Copy all lines below exactly as written. Leave pictures out.

(Data items)
----

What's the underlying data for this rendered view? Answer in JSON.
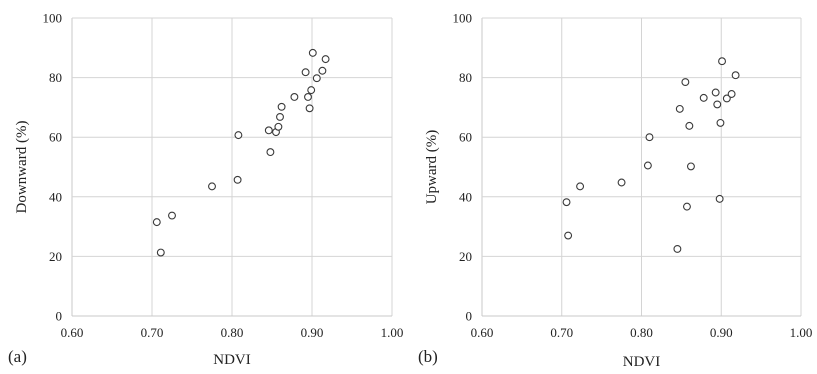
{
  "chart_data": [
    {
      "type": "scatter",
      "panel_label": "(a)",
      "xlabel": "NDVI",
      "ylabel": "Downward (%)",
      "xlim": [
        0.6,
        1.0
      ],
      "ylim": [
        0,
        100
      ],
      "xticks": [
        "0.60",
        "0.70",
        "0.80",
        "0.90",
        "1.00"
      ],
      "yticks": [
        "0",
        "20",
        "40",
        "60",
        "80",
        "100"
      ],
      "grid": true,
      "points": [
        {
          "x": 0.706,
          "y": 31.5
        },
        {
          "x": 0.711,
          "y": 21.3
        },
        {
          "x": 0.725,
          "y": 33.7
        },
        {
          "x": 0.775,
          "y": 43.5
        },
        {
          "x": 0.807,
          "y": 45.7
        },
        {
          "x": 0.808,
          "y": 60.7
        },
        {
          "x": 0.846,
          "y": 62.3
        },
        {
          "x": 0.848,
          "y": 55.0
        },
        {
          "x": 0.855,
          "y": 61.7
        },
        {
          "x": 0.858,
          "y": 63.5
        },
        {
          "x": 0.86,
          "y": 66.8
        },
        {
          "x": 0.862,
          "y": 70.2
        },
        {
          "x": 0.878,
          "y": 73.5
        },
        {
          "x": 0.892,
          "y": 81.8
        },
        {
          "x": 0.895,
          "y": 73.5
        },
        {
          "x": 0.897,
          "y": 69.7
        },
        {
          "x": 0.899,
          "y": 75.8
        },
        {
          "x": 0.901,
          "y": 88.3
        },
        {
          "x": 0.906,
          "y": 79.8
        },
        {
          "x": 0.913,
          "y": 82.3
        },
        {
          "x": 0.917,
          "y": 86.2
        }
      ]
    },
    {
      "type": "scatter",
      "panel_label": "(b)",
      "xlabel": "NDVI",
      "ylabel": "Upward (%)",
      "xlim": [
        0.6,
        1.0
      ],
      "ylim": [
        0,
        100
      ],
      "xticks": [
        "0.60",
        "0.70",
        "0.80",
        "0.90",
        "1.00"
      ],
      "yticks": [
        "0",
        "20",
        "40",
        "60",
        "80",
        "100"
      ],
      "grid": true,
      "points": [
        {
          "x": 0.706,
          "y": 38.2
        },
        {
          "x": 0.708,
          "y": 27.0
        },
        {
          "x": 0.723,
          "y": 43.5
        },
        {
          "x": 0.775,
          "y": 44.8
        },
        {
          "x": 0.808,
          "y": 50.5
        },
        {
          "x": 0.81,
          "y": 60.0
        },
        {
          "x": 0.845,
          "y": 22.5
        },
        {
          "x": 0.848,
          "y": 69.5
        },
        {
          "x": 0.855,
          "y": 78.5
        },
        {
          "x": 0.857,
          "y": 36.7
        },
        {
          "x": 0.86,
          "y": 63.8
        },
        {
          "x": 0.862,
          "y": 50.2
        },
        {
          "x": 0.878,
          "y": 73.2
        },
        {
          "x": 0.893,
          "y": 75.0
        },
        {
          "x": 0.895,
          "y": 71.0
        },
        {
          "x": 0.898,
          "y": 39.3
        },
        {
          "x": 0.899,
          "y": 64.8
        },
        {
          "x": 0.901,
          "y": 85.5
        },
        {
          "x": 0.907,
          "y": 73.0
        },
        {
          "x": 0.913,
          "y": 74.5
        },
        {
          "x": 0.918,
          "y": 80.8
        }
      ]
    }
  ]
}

----

:: SOLUTION FOR THIS EXERCISE ::
What's the underlying data for this rendered view? Answer in JSON.
{
  "chart_data": [
    {
      "type": "scatter",
      "panel_label": "(a)",
      "xlabel": "NDVI",
      "ylabel": "Downward (%)",
      "xlim": [
        0.6,
        1.0
      ],
      "ylim": [
        0,
        100
      ],
      "xticks": [
        "0.60",
        "0.70",
        "0.80",
        "0.90",
        "1.00"
      ],
      "yticks": [
        "0",
        "20",
        "40",
        "60",
        "80",
        "100"
      ],
      "grid": true,
      "points": [
        {
          "x": 0.706,
          "y": 31.5
        },
        {
          "x": 0.711,
          "y": 21.3
        },
        {
          "x": 0.725,
          "y": 33.7
        },
        {
          "x": 0.775,
          "y": 43.5
        },
        {
          "x": 0.807,
          "y": 45.7
        },
        {
          "x": 0.808,
          "y": 60.7
        },
        {
          "x": 0.846,
          "y": 62.3
        },
        {
          "x": 0.848,
          "y": 55.0
        },
        {
          "x": 0.855,
          "y": 61.7
        },
        {
          "x": 0.858,
          "y": 63.5
        },
        {
          "x": 0.86,
          "y": 66.8
        },
        {
          "x": 0.862,
          "y": 70.2
        },
        {
          "x": 0.878,
          "y": 73.5
        },
        {
          "x": 0.892,
          "y": 81.8
        },
        {
          "x": 0.895,
          "y": 73.5
        },
        {
          "x": 0.897,
          "y": 69.7
        },
        {
          "x": 0.899,
          "y": 75.8
        },
        {
          "x": 0.901,
          "y": 88.3
        },
        {
          "x": 0.906,
          "y": 79.8
        },
        {
          "x": 0.913,
          "y": 82.3
        },
        {
          "x": 0.917,
          "y": 86.2
        }
      ]
    },
    {
      "type": "scatter",
      "panel_label": "(b)",
      "xlabel": "NDVI",
      "ylabel": "Upward (%)",
      "xlim": [
        0.6,
        1.0
      ],
      "ylim": [
        0,
        100
      ],
      "xticks": [
        "0.60",
        "0.70",
        "0.80",
        "0.90",
        "1.00"
      ],
      "yticks": [
        "0",
        "20",
        "40",
        "60",
        "80",
        "100"
      ],
      "grid": true,
      "points": [
        {
          "x": 0.706,
          "y": 38.2
        },
        {
          "x": 0.708,
          "y": 27.0
        },
        {
          "x": 0.723,
          "y": 43.5
        },
        {
          "x": 0.775,
          "y": 44.8
        },
        {
          "x": 0.808,
          "y": 50.5
        },
        {
          "x": 0.81,
          "y": 60.0
        },
        {
          "x": 0.845,
          "y": 22.5
        },
        {
          "x": 0.848,
          "y": 69.5
        },
        {
          "x": 0.855,
          "y": 78.5
        },
        {
          "x": 0.857,
          "y": 36.7
        },
        {
          "x": 0.86,
          "y": 63.8
        },
        {
          "x": 0.862,
          "y": 50.2
        },
        {
          "x": 0.878,
          "y": 73.2
        },
        {
          "x": 0.893,
          "y": 75.0
        },
        {
          "x": 0.895,
          "y": 71.0
        },
        {
          "x": 0.898,
          "y": 39.3
        },
        {
          "x": 0.899,
          "y": 64.8
        },
        {
          "x": 0.901,
          "y": 85.5
        },
        {
          "x": 0.907,
          "y": 73.0
        },
        {
          "x": 0.913,
          "y": 74.5
        },
        {
          "x": 0.918,
          "y": 80.8
        }
      ]
    }
  ]
}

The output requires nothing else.